→ **Dataset excerpt**:
▼▼▼
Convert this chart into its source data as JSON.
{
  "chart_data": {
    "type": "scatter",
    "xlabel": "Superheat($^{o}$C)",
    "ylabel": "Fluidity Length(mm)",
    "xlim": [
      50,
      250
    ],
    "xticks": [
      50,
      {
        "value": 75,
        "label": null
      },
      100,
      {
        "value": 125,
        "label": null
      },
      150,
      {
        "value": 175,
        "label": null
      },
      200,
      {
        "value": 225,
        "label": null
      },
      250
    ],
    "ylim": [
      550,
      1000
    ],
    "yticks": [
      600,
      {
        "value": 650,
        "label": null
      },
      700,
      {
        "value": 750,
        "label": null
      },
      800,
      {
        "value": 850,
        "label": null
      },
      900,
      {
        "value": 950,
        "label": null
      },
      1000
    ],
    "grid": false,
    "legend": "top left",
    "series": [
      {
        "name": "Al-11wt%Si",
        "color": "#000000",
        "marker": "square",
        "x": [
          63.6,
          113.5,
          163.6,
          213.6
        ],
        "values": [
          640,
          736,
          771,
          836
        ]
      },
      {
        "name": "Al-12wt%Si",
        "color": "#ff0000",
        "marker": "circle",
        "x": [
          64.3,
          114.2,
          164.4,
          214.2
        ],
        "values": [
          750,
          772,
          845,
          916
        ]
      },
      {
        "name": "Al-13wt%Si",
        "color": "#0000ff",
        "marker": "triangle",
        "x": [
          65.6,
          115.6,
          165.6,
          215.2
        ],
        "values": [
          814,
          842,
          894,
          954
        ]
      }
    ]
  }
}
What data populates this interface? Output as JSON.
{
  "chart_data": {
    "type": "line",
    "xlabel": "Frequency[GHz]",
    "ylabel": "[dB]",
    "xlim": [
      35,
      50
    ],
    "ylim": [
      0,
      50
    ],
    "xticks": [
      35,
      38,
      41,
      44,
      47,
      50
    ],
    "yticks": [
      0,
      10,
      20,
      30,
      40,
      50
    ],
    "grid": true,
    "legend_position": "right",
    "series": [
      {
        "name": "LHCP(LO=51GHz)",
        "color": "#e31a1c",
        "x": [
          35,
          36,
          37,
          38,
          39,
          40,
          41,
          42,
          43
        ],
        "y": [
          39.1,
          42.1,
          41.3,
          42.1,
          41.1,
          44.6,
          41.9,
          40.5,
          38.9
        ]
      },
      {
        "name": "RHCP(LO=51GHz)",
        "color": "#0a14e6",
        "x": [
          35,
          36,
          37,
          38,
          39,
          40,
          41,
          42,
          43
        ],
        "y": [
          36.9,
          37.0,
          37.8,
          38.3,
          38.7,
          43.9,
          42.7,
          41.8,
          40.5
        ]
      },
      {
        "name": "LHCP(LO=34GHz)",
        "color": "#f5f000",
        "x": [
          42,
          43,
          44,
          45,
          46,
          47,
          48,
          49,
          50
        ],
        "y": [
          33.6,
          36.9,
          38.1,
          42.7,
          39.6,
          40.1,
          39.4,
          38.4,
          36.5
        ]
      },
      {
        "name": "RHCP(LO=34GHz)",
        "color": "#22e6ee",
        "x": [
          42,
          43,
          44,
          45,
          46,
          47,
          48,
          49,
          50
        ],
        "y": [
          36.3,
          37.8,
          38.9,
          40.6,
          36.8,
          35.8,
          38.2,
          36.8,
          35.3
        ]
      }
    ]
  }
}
▲▲▲
→ **Exercise details**: Please reproduce the entire listing, exactly as shown.

→ **Reply to the task**:
Convert this chart into its source data as JSON.
{
  "chart_data": {
    "type": "scatter",
    "xlabel": "Superheat($^{o}$C)",
    "ylabel": "Fluidity Length(mm)",
    "xlim": [
      50,
      250
    ],
    "xticks": [
      50,
      {
        "value": 75,
        "label": null
      },
      100,
      {
        "value": 125,
        "label": null
      },
      150,
      {
        "value": 175,
        "label": null
      },
      200,
      {
        "value": 225,
        "label": null
      },
      250
    ],
    "ylim": [
      550,
      1000
    ],
    "yticks": [
      600,
      {
        "value": 650,
        "label": null
      },
      700,
      {
        "value": 750,
        "label": null
      },
      800,
      {
        "value": 850,
        "label": null
      },
      900,
      {
        "value": 950,
        "label": null
      },
      1000
    ],
    "grid": false,
    "legend": "top left",
    "series": [
      {
        "name": "Al-11wt%Si",
        "color": "#000000",
        "marker": "square",
        "x": [
          63.6,
          113.5,
          163.6,
          213.6
        ],
        "values": [
          640,
          736,
          771,
          836
        ]
      },
      {
        "name": "Al-12wt%Si",
        "color": "#ff0000",
        "marker": "circle",
        "x": [
          64.3,
          114.2,
          164.4,
          214.2
        ],
        "values": [
          750,
          772,
          845,
          916
        ]
      },
      {
        "name": "Al-13wt%Si",
        "color": "#0000ff",
        "marker": "triangle",
        "x": [
          65.6,
          115.6,
          165.6,
          215.2
        ],
        "values": [
          814,
          842,
          894,
          954
        ]
      }
    ]
  }
}
What data populates this interface? Output as JSON.
{
  "chart_data": {
    "type": "line",
    "xlabel": "Frequency[GHz]",
    "ylabel": "[dB]",
    "xlim": [
      35,
      50
    ],
    "ylim": [
      0,
      50
    ],
    "xticks": [
      35,
      38,
      41,
      44,
      47,
      50
    ],
    "yticks": [
      0,
      10,
      20,
      30,
      40,
      50
    ],
    "grid": true,
    "legend_position": "right",
    "series": [
      {
        "name": "LHCP(LO=51GHz)",
        "color": "#e31a1c",
        "x": [
          35,
          36,
          37,
          38,
          39,
          40,
          41,
          42,
          43
        ],
        "y": [
          39.1,
          42.1,
          41.3,
          42.1,
          41.1,
          44.6,
          41.9,
          40.5,
          38.9
        ]
      },
      {
        "name": "RHCP(LO=51GHz)",
        "color": "#0a14e6",
        "x": [
          35,
          36,
          37,
          38,
          39,
          40,
          41,
          42,
          43
        ],
        "y": [
          36.9,
          37.0,
          37.8,
          38.3,
          38.7,
          43.9,
          42.7,
          41.8,
          40.5
        ]
      },
      {
        "name": "LHCP(LO=34GHz)",
        "color": "#f5f000",
        "x": [
          42,
          43,
          44,
          45,
          46,
          47,
          48,
          49,
          50
        ],
        "y": [
          33.6,
          36.9,
          38.1,
          42.7,
          39.6,
          40.1,
          39.4,
          38.4,
          36.5
        ]
      },
      {
        "name": "RHCP(LO=34GHz)",
        "color": "#22e6ee",
        "x": [
          42,
          43,
          44,
          45,
          46,
          47,
          48,
          49,
          50
        ],
        "y": [
          36.3,
          37.8,
          38.9,
          40.6,
          36.8,
          35.8,
          38.2,
          36.8,
          35.3
        ]
      }
    ]
  }
}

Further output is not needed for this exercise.